• [Aim of the task]:
List the lines of this listing that hold the word "with".

+ + + + +

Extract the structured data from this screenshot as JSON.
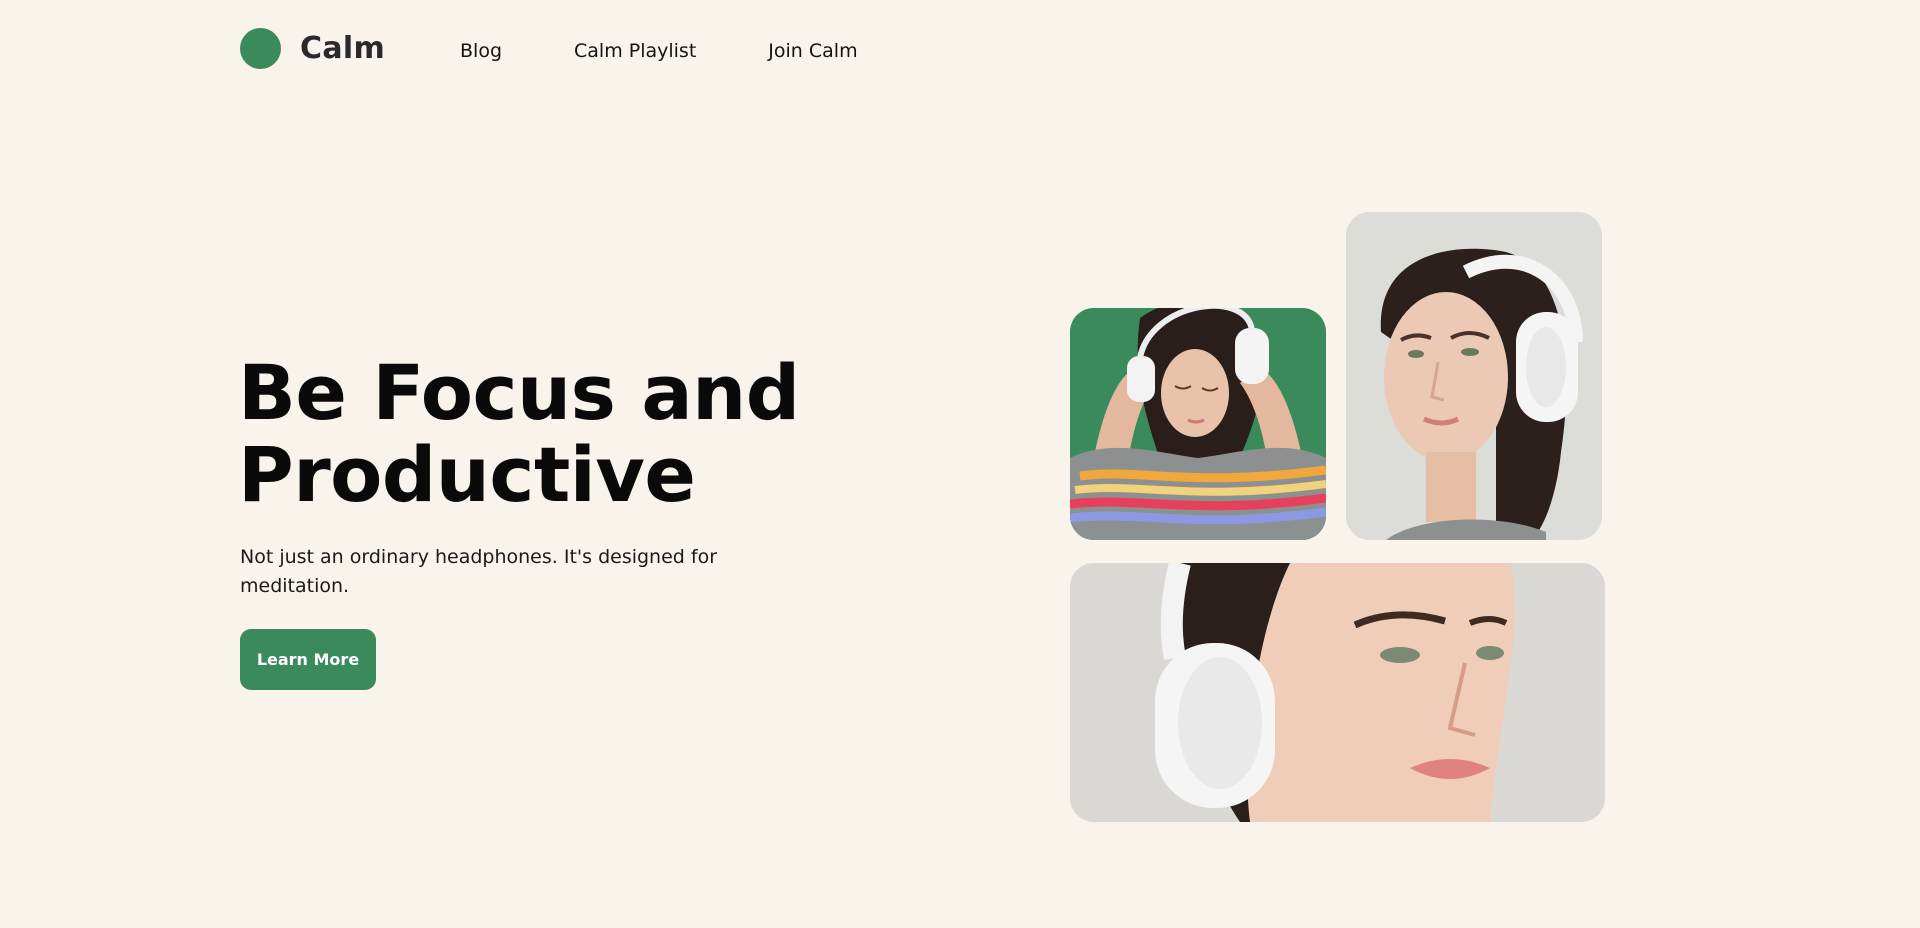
{
  "brand": {
    "name": "Calm",
    "color": "#3a8a5c"
  },
  "nav": {
    "items": [
      {
        "label": "Blog"
      },
      {
        "label": "Calm Playlist"
      },
      {
        "label": "Join Calm"
      }
    ]
  },
  "hero": {
    "title_line1": "Be Focus and",
    "title_line2": "Productive",
    "subtitle": "Not just an ordinary headphones. It's designed for meditation.",
    "cta_label": "Learn More"
  },
  "images": [
    {
      "name": "woman-with-headphones-green-bg",
      "icon": "photo-woman-headphones"
    },
    {
      "name": "woman-with-headphones-portrait",
      "icon": "photo-woman-headphones"
    },
    {
      "name": "woman-with-headphones-closeup",
      "icon": "photo-woman-headphones"
    }
  ],
  "colors": {
    "background": "#f8f4ec",
    "accent": "#3a8a5c",
    "text": "#0a0a0a"
  }
}
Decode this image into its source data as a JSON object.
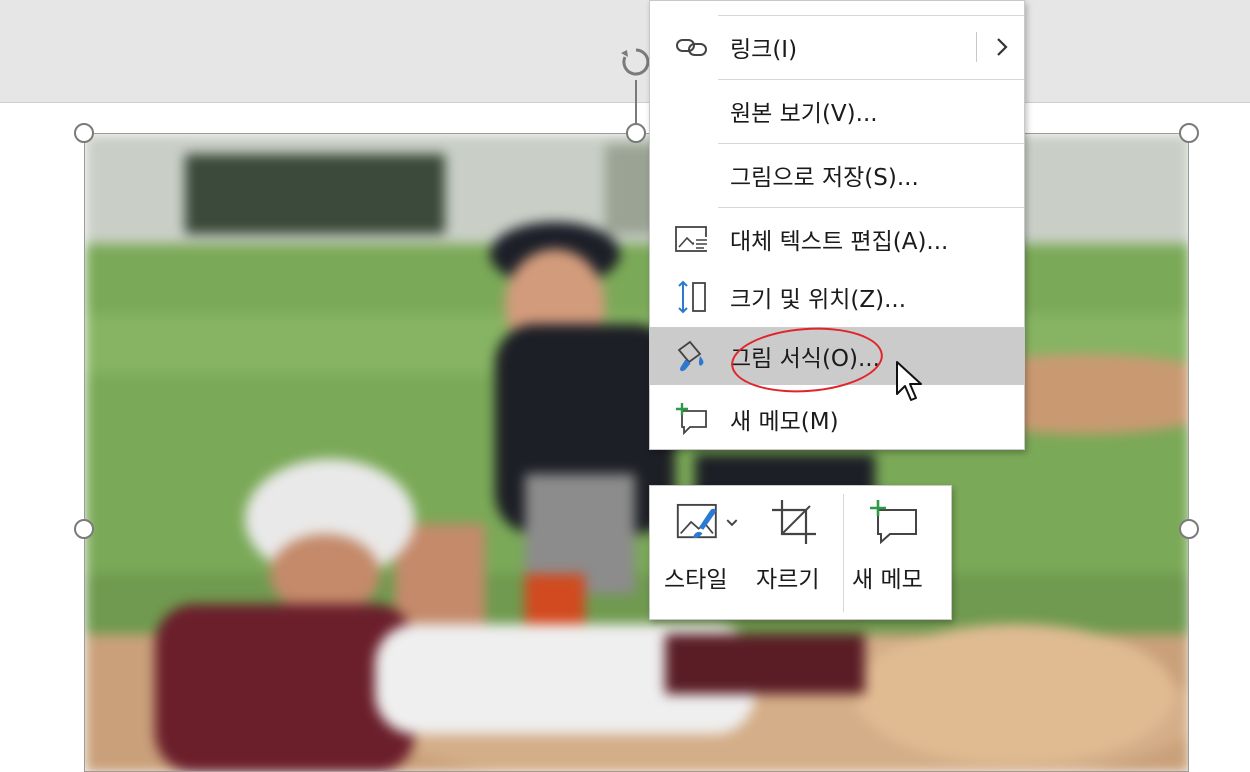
{
  "context_menu": {
    "items": [
      {
        "label": "링크(I)",
        "icon": "link-icon",
        "has_submenu": true
      },
      {
        "label": "원본 보기(V)...",
        "icon": ""
      },
      {
        "label": "그림으로 저장(S)...",
        "icon": ""
      },
      {
        "label": "대체 텍스트 편집(A)...",
        "icon": "alt-text-icon"
      },
      {
        "label": "크기 및 위치(Z)...",
        "icon": "size-position-icon"
      },
      {
        "label": "그림 서식(O)...",
        "icon": "format-picture-icon",
        "highlighted": true
      },
      {
        "label": "새 메모(M)",
        "icon": "new-comment-icon"
      }
    ]
  },
  "mini_toolbar": {
    "style_label": "스타일",
    "crop_label": "자르기",
    "comment_label": "새 메모"
  },
  "colors": {
    "highlight": "#cbcbcb",
    "annotation_oval": "#e0242a",
    "accent_blue": "#2b79d0",
    "accent_green": "#2e9a47"
  }
}
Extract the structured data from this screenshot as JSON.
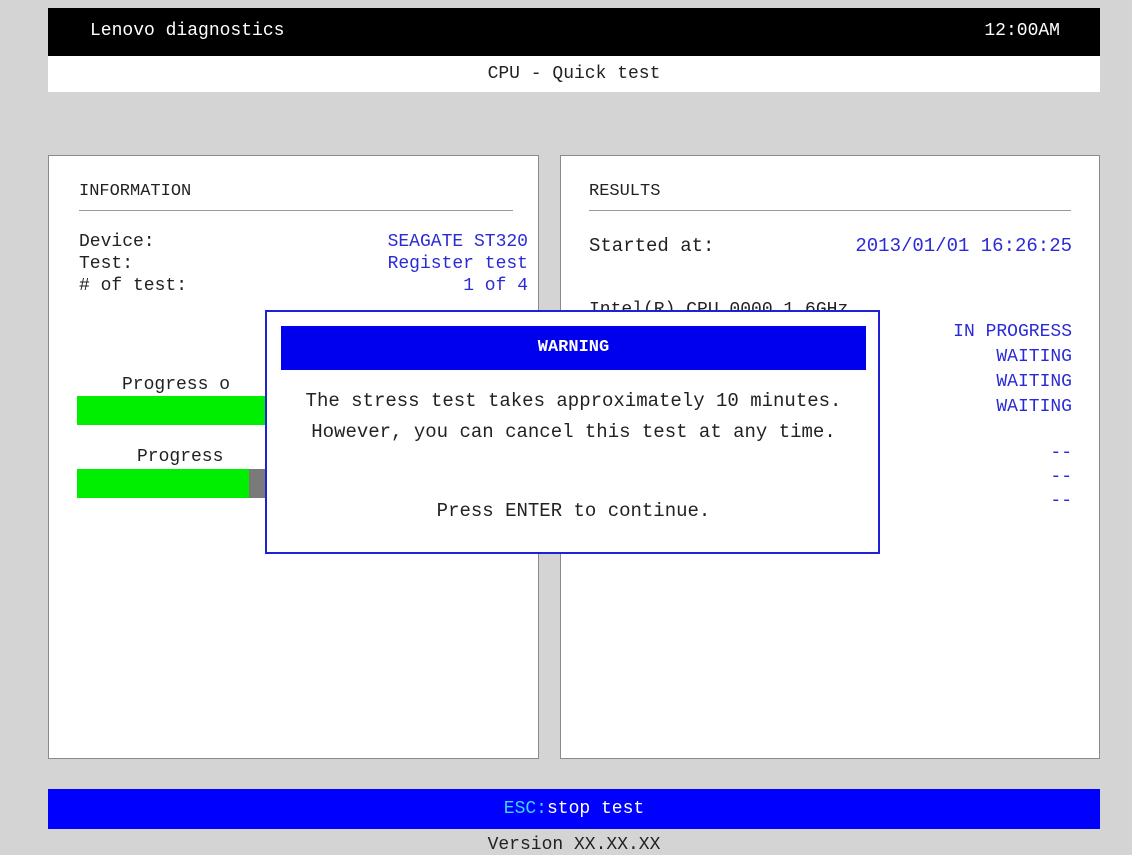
{
  "header": {
    "app_title": "Lenovo diagnostics",
    "clock": "12:00AM",
    "subtitle": "CPU - Quick test"
  },
  "info_panel": {
    "heading": "INFORMATION",
    "rows": [
      {
        "label": "Device:",
        "value": "SEAGATE ST320"
      },
      {
        "label": "Test:",
        "value": "Register test"
      },
      {
        "label": "# of test:",
        "value": "1 of 4"
      }
    ],
    "progress1_label": "Progress o",
    "progress1_fraction": 1.0,
    "progress2_label": "Progress",
    "progress2_fraction": 0.4
  },
  "results_panel": {
    "heading": "RESULTS",
    "started_label": "Started at:",
    "started_value": "2013/01/01 16:26:25",
    "device_line": "Intel(R) CPU 0000 1.6GHz",
    "statuses": [
      "IN PROGRESS",
      "WAITING",
      "WAITING",
      "WAITING"
    ],
    "dashes": [
      "--",
      "--",
      "--"
    ]
  },
  "dialog": {
    "title": "WARNING",
    "message": "The stress test takes approximately 10 minutes. However, you can cancel this test at any time.",
    "cta": "Press ENTER to continue."
  },
  "footer": {
    "key": "ESC:",
    "action": "stop test",
    "version": "Version XX.XX.XX"
  },
  "colors": {
    "accent_blue": "#0000ff",
    "value_blue": "#2a2ad6",
    "progress_green": "#00ef00"
  }
}
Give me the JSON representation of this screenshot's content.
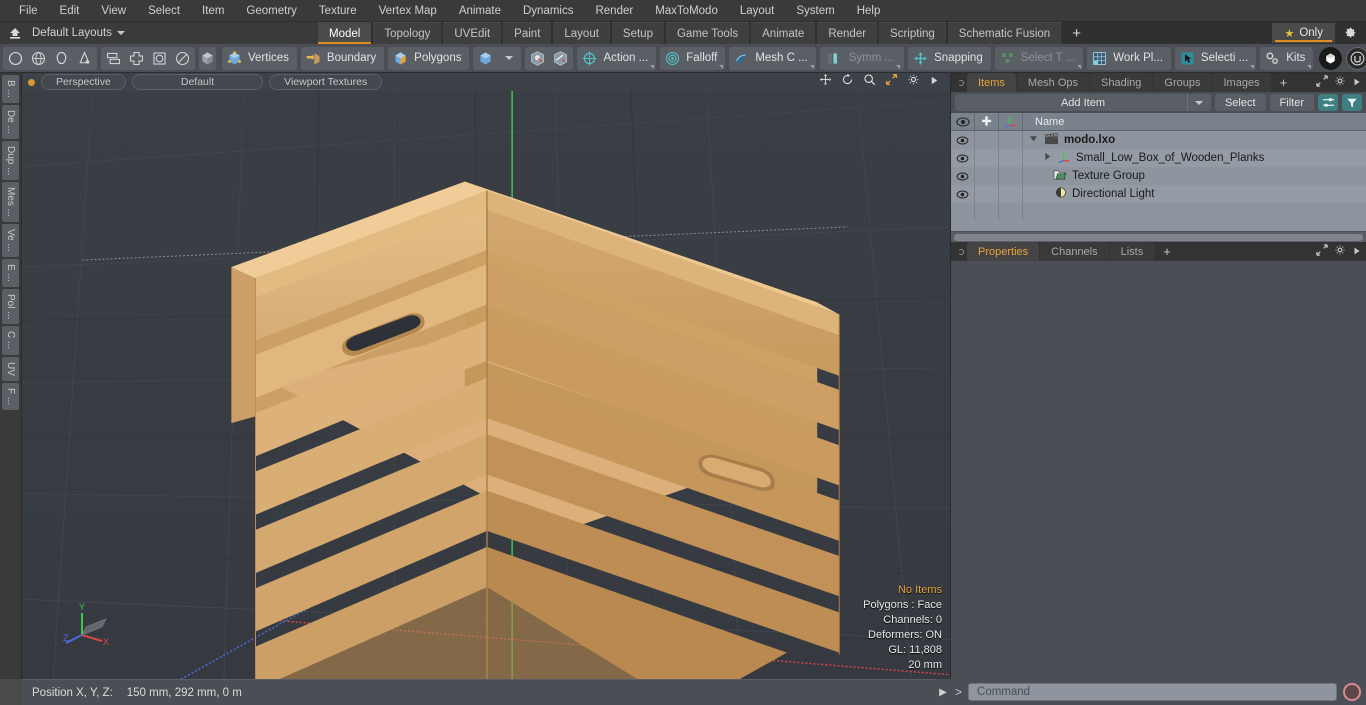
{
  "app": {
    "title": "modo",
    "accent": "#e08c22",
    "viewport_bg": "#383c42"
  },
  "menubar": {
    "items": [
      {
        "label": "File"
      },
      {
        "label": "Edit"
      },
      {
        "label": "View"
      },
      {
        "label": "Select"
      },
      {
        "label": "Item"
      },
      {
        "label": "Geometry"
      },
      {
        "label": "Texture"
      },
      {
        "label": "Vertex Map"
      },
      {
        "label": "Animate"
      },
      {
        "label": "Dynamics"
      },
      {
        "label": "Render"
      },
      {
        "label": "MaxToModo"
      },
      {
        "label": "Layout"
      },
      {
        "label": "System"
      },
      {
        "label": "Help"
      }
    ]
  },
  "layoutbar": {
    "layout_name": "Default Layouts",
    "home_icon": "home-up-icon",
    "tabs": [
      {
        "label": "Model",
        "active": true
      },
      {
        "label": "Topology",
        "active": false
      },
      {
        "label": "UVEdit",
        "active": false
      },
      {
        "label": "Paint",
        "active": false
      },
      {
        "label": "Layout",
        "active": false
      },
      {
        "label": "Setup",
        "active": false
      },
      {
        "label": "Game Tools",
        "active": false
      },
      {
        "label": "Animate",
        "active": false
      },
      {
        "label": "Render",
        "active": false
      },
      {
        "label": "Scripting",
        "active": false
      },
      {
        "label": "Schematic Fusion",
        "active": false
      }
    ],
    "add_tab_label": "+",
    "only_label": "Only",
    "star_icon": "star-icon",
    "gear_icon": "gear-icon"
  },
  "toolbar": {
    "shape_tools": [
      {
        "name": "circle-tool-icon"
      },
      {
        "name": "globe-tool-icon"
      },
      {
        "name": "teardrop-tool-icon"
      },
      {
        "name": "cone-tool-icon"
      }
    ],
    "mesh_tools": [
      {
        "name": "stack-tool-icon"
      },
      {
        "name": "grid-tool-icon"
      },
      {
        "name": "square-round-tool-icon"
      },
      {
        "name": "ellipse-tool-icon"
      }
    ],
    "cube_icon": "cube-icon",
    "selection_modes": [
      {
        "label": "Vertices",
        "icon": "vertices-icon"
      },
      {
        "label": "Boundary",
        "icon": "boundary-icon"
      },
      {
        "label": "Polygons",
        "icon": "polygons-icon"
      }
    ],
    "mode_dropdown_icon": "mode-cube-dropdown-icon",
    "snap_icons": [
      {
        "name": "snap-vertex-icon"
      },
      {
        "name": "snap-edge-icon"
      }
    ],
    "options": [
      {
        "label": "Action  ...",
        "icon": "action-center-icon"
      },
      {
        "label": "Falloff",
        "icon": "falloff-icon"
      },
      {
        "label": "Mesh C ...",
        "icon": "mesh-constraint-icon"
      },
      {
        "label": "Symm ...",
        "icon": "symmetry-icon"
      },
      {
        "label": "Snapping",
        "icon": "snapping-icon"
      }
    ],
    "right_options": [
      {
        "label": "Select T ...",
        "icon": "select-through-icon",
        "dim": true
      },
      {
        "label": "Work Pl...",
        "icon": "work-plane-icon",
        "dim": false
      },
      {
        "label": "Selecti ...",
        "icon": "selection-set-icon",
        "dim": false
      }
    ],
    "kits_label": "Kits",
    "kits_icon": "kits-gears-icon",
    "logo_icons": [
      {
        "name": "modo-cube-logo-icon"
      },
      {
        "name": "unreal-engine-logo-icon"
      }
    ]
  },
  "left_tool_tabs": [
    {
      "label": "B ..."
    },
    {
      "label": "De ..."
    },
    {
      "label": "Dup ..."
    },
    {
      "label": "Mes ..."
    },
    {
      "label": "Ve ..."
    },
    {
      "label": "E ..."
    },
    {
      "label": "Pol ..."
    },
    {
      "label": "C ..."
    },
    {
      "label": "UV"
    },
    {
      "label": "F ..."
    }
  ],
  "viewport": {
    "view_mode": "Perspective",
    "preset": "Default",
    "shading": "Viewport Textures",
    "controls": [
      {
        "name": "pan-icon"
      },
      {
        "name": "rotate-icon"
      },
      {
        "name": "zoom-icon"
      },
      {
        "name": "fit-icon"
      },
      {
        "name": "viewport-gear-icon"
      },
      {
        "name": "viewport-more-icon"
      }
    ],
    "hud": {
      "items_status": "No Items",
      "polygons": "Polygons : Face",
      "channels": "Channels: 0",
      "deformers": "Deformers: ON",
      "gl": "GL: 11,808",
      "scale": "20 mm"
    },
    "axis_gizmo": {
      "x": "X",
      "y": "Y",
      "z": "Z",
      "x_color": "#d8474a",
      "y_color": "#3fc94a",
      "z_color": "#4a6fe0"
    }
  },
  "right_panel": {
    "tabs": [
      {
        "label": "Items",
        "active": true
      },
      {
        "label": "Mesh Ops",
        "active": false
      },
      {
        "label": "Shading",
        "active": false
      },
      {
        "label": "Groups",
        "active": false
      },
      {
        "label": "Images",
        "active": false
      }
    ],
    "add_tab_label": "+",
    "panel_icons": [
      {
        "name": "expand-panel-icon"
      },
      {
        "name": "panel-gear-icon"
      },
      {
        "name": "panel-more-icon"
      }
    ],
    "add_item_label": "Add Item",
    "select_label": "Select",
    "filter_label": "Filter",
    "list_options_icon": "list-options-icon",
    "filter-funnel-icon": "filter-funnel-icon",
    "tree": {
      "headers": {
        "visibility_icon": "eye-icon",
        "lock_icon": "plus-lock-icon",
        "axis_icon": "axis-icon",
        "name": "Name"
      },
      "rows": [
        {
          "name": "modo.lxo",
          "icon": "scene-clapper-icon",
          "depth": 0,
          "bold": true,
          "expander": "expanded"
        },
        {
          "name": "Small_Low_Box_of_Wooden_Planks",
          "icon": "mesh-axis-icon",
          "depth": 1,
          "bold": false,
          "expander": "collapsed"
        },
        {
          "name": "Texture Group",
          "icon": "folder-icon",
          "depth": 1,
          "bold": false,
          "expander": "none"
        },
        {
          "name": "Directional Light",
          "icon": "light-icon",
          "depth": 1,
          "bold": false,
          "expander": "none"
        }
      ]
    },
    "props_tabs": [
      {
        "label": "Properties",
        "active": true
      },
      {
        "label": "Channels",
        "active": false
      },
      {
        "label": "Lists",
        "active": false
      }
    ],
    "props_add_label": "+"
  },
  "statusbar": {
    "position_label": "Position X, Y, Z:",
    "position_value": "150 mm, 292 mm, 0 m",
    "command_prompt": ">",
    "command_placeholder": "Command",
    "record_icon": "record-circle-icon"
  }
}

+ + + + +

• [Solution to this task]:
      "name": "woman-with-headphones-green-bg",
      "name": "woman-with-headphones-portrait",
      "name": "woman-with-headphones-closeup",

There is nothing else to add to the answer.